Reproduce the following text on pediatric hearing testing in full, word for word.

EXERCISE TEXT =

*** Block opens ***

Children of any age can have their hearing tested. If there is any concern at all, regarding a child’s ability to hear, they should be referred for a hearing evaluation. Depending on the age of the child, the audiologist will request that the child arrive asleep or awake for their appointment.
- Non-invasive and FUN hearing testing for all ages.
- Behavioral Observation Audiometry (BOA)
- Visual Reinforcement Audiometry (VRA)
- Conditioned Play Audiometry (CPA)
More complex ways of testing:
- Otoacoustic Emissions (OAE’s)
- Auditory Brainstem Response (ABR)
Testing for pediatric hearing loss varies depending on the age of the child. The following is a summary of age-appropriate testing:
Newborns and Small Infants
Generally, newborns and small infants are tested while they are in a relaxed, sleepy state. The testing is done without the need for the infant to actively participate. At this age a hearing screening initially is conducted with either the use of Otoacoustic Emissions (OAE’s) or an automated auditory brainstem response screener. Both screening tools report either “PASS” or “REFER”. A “REFER” indicates that further testing is required, NOT that the child cannot hear.
In some instances, the audiologist might recommend that an auditory brainstem response evaluation (ABR) be conducted. Above the age of 3 months, this is usually done in the hospital with a sedative, which your primary care physician would order. This test is done with the use of electrodes on the head, headphones, and a computer which allows the audiologist to record responses from the auditory nerve, which links the ear to the brain.
Infants and Toddlers
Beginning at age 6-9 months, testing is conducted with the child responding to sounds heard in the sound booth with either speakers, or sometimes headphones. The child is conditioned to respond with light-up toys. This is called “Visual Reinforcement Audiometry” and is a very reliable technique.
Around 30 months of age, many children can begin to participate in “Conditioned Play Audiometry”. With this technique, the audiologist teaches the child how to play a game every time a sound is heard.
School Age Children
Children ages 5 years and older can typically participate in a more traditional hearing testing style, where they can raise their hand each time they hear a sound.
Every child is treated and assessed as an individual and the audiologist will work with the child to find the best way to determine if there is a hearing loss.

*** Block closes ***

DATA SHOWN =
*** Block opens ***

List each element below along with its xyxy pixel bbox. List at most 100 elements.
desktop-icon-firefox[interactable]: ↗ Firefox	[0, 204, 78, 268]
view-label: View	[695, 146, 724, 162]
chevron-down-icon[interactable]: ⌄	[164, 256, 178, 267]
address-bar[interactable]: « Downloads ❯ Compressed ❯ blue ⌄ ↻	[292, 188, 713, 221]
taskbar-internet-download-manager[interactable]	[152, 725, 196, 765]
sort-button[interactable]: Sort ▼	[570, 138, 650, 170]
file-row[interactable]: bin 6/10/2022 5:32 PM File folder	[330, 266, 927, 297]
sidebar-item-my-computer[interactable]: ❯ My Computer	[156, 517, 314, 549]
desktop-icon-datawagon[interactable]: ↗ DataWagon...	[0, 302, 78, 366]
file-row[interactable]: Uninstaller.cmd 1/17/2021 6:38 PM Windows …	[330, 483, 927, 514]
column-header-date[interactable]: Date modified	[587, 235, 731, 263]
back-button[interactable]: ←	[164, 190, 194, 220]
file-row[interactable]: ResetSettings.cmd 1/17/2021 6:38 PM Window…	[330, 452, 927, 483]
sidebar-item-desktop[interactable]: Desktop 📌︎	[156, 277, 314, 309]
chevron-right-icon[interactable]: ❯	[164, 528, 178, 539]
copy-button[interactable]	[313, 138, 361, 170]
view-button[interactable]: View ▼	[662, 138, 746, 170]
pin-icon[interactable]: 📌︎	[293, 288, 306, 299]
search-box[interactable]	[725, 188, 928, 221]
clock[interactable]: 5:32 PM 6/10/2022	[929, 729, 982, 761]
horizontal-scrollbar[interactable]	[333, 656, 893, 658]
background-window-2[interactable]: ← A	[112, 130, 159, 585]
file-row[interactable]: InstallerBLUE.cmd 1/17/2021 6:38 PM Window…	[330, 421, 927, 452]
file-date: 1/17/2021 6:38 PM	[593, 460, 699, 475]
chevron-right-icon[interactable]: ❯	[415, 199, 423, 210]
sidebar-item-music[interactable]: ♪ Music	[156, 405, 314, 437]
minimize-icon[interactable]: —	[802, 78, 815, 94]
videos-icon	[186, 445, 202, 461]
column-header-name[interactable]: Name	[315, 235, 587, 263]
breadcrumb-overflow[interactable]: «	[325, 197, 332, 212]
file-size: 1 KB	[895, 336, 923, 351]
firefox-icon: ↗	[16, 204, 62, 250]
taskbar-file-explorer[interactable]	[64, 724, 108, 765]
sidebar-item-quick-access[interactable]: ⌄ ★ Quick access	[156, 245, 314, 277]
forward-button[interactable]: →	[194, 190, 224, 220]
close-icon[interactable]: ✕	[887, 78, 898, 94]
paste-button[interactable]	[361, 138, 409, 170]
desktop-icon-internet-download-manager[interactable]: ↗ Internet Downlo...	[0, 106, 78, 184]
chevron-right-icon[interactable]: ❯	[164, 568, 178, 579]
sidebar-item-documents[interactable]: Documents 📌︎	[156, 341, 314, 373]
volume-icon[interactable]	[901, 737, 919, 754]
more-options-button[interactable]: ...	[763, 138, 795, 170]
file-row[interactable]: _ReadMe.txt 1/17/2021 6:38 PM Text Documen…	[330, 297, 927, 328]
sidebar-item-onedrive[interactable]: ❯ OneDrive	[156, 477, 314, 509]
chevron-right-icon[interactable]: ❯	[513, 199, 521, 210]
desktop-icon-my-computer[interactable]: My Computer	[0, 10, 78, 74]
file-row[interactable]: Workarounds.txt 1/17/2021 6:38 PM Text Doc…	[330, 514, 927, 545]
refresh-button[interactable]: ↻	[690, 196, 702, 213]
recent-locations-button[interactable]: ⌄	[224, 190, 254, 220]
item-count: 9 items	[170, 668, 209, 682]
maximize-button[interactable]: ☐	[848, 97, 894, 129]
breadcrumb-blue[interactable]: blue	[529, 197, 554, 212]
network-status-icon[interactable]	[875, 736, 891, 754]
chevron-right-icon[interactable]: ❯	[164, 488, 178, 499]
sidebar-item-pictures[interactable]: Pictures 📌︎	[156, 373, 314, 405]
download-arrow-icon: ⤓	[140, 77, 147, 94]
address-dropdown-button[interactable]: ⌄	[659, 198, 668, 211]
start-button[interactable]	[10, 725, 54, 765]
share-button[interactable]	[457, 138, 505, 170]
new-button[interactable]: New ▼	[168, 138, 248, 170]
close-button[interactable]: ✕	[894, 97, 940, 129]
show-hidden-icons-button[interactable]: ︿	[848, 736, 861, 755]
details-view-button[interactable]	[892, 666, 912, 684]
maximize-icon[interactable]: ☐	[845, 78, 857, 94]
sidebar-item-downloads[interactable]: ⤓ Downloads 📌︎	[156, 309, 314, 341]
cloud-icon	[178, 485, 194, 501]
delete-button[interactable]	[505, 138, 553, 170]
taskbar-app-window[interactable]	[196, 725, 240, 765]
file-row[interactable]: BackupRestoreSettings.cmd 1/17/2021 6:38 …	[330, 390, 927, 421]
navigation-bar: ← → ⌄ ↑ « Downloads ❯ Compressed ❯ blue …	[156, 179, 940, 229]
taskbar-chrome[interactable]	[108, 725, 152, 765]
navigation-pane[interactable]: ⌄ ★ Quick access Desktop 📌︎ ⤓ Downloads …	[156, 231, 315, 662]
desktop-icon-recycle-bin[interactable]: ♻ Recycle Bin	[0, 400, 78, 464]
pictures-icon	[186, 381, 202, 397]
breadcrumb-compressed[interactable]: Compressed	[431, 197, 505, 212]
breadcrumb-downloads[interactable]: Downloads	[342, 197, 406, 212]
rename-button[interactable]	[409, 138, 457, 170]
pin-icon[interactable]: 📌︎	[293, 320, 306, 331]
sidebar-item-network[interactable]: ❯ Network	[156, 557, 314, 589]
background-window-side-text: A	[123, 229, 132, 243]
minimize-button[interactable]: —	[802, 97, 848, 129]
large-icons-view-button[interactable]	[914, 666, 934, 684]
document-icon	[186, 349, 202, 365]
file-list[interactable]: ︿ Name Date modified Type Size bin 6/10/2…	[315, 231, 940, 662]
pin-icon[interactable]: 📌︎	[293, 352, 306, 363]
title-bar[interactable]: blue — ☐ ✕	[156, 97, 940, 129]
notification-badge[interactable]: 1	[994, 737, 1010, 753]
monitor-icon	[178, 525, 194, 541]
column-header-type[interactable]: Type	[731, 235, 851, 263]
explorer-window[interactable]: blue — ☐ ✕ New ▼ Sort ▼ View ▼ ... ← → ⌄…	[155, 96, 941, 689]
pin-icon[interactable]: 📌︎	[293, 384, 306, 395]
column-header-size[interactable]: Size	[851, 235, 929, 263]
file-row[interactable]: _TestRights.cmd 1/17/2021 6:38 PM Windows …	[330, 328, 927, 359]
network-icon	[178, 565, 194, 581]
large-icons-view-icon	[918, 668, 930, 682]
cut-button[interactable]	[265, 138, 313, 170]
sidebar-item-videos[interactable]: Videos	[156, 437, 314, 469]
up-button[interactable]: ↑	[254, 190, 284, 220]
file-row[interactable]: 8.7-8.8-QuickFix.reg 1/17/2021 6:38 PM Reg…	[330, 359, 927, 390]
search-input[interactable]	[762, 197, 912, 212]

*** Block closes ***

COMPLETED TASK =
Children of any age can have their hearing tested. If there is any concern at all, regarding a child’s ability to hear, they should be referred for a hearing evaluation. Depending on the age of the child, the audiologist will request that the child arrive asleep or awake for their appointment.
- Non-invasive and FUN hearing testing for all ages.
- Behavioral Observation Audiometry (BOA)
- Visual Reinforcement Audiometry (VRA)
- Conditioned Play Audiometry (CPA)
More complex ways of testing:
- Otoacoustic Emissions (OAE’s)
- Auditory Brainstem Response (ABR)
Testing for pediatric hearing loss varies depending on the age of the child. The following is a summary of age-appropriate testing:
Newborns and Small Infants
Generally, newborns and small infants are tested while they are in a relaxed, sleepy state. The testing is done without the need for the infant to actively participate. At this age a hearing screening initially is conducted with either the use of Otoacoustic Emissions (OAE’s) or an automated auditory brainstem response screener. Both screening tools report either “PASS” or “REFER”. A “REFER” indicates that further testing is required, NOT that the child cannot hear.
In some instances, the audiologist might recommend that an auditory brainstem response evaluation (ABR) be conducted. Above the age of 3 months, this is usually done in the hospital with a sedative, which your primary care physician would order. This test is done with the use of electrodes on the head, headphones, and a computer which allows the audiologist to record responses from the auditory nerve, which links the ear to the brain.
Infants and Toddlers
Beginning at age 6-9 months, testing is conducted with the child responding to sounds heard in the sound booth with either speakers, or sometimes headphones. The child is conditioned to respond with light-up toys. This is called “Visual Reinforcement Audiometry” and is a very reliable technique.
Around 30 months of age, many children can begin to participate in “Conditioned Play Audiometry”. With this technique, the audiologist teaches the child how to play a game every time a sound is heard.
School Age Children
Children ages 5 years and older can typically participate in a more traditional hearing testing style, where they can raise their hand each time they hear a sound.
Every child is treated and assessed as an individual and the audiologist will work with the child to find the best way to determine if there is a hearing loss.